== The records ==
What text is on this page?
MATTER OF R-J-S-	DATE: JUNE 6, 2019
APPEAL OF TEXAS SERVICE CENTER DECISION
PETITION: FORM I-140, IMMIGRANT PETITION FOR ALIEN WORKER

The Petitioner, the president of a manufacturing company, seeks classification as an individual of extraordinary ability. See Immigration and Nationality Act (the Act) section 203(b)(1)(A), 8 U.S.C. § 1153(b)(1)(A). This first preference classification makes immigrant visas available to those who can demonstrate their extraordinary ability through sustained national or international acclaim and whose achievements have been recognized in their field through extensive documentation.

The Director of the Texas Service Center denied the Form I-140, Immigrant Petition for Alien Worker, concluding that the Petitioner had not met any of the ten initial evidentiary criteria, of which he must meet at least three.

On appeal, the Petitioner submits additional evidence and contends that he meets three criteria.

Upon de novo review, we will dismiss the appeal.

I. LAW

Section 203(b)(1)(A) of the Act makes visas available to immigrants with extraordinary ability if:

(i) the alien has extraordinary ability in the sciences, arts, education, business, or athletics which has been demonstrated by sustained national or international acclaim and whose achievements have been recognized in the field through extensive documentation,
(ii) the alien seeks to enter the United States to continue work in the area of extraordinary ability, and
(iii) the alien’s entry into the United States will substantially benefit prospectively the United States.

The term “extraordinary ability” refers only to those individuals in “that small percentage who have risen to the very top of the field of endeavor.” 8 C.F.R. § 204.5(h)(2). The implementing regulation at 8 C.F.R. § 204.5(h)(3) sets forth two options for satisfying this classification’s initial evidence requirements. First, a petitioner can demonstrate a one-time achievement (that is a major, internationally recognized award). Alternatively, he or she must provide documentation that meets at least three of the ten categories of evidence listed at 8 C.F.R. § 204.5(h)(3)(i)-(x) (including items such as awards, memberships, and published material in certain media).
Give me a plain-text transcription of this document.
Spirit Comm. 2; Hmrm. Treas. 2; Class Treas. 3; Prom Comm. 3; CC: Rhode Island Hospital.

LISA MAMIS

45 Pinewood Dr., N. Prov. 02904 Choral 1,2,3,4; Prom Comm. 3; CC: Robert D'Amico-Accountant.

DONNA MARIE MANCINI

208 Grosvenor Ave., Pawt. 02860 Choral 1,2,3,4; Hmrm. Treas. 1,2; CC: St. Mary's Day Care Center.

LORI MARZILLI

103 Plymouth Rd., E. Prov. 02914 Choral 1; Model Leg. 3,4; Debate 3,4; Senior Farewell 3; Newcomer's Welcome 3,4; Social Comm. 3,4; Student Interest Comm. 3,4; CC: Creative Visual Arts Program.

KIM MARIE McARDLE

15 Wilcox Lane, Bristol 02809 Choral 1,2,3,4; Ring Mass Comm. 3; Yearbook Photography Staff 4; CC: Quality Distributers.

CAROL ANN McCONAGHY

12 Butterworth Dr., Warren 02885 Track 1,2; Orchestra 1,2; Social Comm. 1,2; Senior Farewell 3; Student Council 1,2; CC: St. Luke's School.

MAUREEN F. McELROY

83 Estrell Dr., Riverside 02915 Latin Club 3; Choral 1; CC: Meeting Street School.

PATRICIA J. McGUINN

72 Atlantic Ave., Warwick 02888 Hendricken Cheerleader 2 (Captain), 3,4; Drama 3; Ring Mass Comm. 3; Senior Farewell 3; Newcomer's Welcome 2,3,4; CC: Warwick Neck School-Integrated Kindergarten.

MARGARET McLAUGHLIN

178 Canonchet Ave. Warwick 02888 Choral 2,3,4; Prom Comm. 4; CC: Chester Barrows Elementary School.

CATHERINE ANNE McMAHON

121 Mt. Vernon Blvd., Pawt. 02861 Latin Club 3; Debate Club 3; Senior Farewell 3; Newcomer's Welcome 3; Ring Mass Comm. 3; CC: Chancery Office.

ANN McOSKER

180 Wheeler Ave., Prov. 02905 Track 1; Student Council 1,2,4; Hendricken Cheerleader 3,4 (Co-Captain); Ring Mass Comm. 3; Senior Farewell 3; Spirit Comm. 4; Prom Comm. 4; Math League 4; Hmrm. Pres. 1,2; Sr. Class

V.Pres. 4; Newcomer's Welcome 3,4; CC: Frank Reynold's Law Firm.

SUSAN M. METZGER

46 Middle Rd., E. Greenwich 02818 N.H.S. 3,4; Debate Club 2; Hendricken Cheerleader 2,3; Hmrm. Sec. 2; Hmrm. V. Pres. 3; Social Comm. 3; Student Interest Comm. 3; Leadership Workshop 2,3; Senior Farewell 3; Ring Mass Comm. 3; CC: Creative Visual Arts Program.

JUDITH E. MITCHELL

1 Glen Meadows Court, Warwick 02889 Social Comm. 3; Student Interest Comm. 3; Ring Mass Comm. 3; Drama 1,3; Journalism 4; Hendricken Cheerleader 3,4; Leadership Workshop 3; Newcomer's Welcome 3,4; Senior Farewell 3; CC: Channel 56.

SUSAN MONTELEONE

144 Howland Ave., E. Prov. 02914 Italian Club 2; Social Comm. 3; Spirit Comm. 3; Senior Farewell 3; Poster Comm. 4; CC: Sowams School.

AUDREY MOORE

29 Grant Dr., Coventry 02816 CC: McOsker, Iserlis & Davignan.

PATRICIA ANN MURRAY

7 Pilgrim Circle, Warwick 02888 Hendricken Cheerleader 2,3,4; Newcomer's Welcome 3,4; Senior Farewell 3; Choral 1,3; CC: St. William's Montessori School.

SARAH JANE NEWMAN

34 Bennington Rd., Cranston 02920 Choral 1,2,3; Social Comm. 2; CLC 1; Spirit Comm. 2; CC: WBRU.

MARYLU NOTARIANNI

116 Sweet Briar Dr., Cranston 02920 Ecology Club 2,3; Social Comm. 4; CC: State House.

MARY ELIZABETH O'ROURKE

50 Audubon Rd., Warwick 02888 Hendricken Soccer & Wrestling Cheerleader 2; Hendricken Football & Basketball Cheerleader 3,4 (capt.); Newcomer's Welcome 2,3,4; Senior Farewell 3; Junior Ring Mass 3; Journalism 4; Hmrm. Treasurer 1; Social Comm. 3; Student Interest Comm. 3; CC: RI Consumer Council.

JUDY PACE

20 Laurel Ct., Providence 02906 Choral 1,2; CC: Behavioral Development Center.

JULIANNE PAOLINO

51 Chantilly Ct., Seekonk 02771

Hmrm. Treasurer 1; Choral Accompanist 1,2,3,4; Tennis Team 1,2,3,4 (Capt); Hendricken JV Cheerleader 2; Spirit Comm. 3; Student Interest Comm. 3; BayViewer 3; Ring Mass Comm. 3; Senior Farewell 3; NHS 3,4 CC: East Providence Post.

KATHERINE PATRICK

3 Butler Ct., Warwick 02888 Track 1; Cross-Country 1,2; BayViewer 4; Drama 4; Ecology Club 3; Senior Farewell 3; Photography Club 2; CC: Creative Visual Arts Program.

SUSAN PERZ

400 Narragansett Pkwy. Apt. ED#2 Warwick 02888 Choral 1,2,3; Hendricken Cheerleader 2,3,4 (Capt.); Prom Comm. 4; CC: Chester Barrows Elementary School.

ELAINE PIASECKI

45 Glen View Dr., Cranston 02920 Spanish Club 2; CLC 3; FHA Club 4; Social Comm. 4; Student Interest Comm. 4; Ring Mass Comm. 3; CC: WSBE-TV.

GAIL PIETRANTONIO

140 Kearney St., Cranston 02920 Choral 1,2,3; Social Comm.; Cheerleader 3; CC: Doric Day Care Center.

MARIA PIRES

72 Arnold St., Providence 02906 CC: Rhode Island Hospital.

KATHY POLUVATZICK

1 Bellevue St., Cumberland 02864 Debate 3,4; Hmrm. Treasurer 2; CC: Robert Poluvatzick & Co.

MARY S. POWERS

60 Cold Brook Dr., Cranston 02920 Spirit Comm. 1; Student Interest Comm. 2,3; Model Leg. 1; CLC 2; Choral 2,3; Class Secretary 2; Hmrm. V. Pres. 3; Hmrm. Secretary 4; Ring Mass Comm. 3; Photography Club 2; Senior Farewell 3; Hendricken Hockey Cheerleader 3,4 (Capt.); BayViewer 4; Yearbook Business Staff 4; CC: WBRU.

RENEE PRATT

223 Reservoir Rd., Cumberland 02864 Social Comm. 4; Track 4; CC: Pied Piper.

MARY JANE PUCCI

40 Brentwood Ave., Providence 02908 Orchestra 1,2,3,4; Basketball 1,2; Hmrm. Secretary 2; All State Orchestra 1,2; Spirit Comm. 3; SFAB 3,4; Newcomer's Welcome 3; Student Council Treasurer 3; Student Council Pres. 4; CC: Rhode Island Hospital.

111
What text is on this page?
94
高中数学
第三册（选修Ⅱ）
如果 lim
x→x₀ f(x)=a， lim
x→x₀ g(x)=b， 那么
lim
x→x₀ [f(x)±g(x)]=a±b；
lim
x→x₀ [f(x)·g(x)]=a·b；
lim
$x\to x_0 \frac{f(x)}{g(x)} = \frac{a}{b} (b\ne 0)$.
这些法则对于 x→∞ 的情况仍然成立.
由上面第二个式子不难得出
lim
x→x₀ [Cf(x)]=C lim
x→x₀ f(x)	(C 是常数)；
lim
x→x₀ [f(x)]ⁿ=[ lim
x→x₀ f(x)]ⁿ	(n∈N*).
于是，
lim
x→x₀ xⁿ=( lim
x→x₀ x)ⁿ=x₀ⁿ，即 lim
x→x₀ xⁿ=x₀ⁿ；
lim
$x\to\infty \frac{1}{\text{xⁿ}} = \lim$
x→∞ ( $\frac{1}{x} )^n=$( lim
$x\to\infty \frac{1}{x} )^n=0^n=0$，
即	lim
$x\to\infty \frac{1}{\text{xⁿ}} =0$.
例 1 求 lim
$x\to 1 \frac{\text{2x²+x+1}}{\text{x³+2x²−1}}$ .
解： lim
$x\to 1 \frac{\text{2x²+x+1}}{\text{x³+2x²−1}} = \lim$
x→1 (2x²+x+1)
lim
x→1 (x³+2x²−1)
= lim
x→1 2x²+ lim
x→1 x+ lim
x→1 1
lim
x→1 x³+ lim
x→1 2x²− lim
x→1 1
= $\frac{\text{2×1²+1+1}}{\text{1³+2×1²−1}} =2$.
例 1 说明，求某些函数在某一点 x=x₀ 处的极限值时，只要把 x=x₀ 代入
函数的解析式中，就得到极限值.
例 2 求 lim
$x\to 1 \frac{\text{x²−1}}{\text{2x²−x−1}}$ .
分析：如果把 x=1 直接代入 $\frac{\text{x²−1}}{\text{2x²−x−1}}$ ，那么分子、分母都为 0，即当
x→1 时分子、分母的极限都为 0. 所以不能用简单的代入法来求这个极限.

== Work required ==
Copy each line above containing the string "seeks".

== Task response ==
The Petitioner, the president of a manufacturing company, seeks classification as an individual of extraordinary ability. See Immigration and Nationality Act (the Act) section 203(b)(1)(A), 8 U.S.C. § 1153(b)(1)(A). This first preference classification makes immigrant visas available to those who can demonstrate their extraordinary ability through sustained national or international acclaim and whose achievements have been recognized in their field through extensive documentation.
(ii) the alien seeks to enter the United States to continue work in the area of extraordinary ability, and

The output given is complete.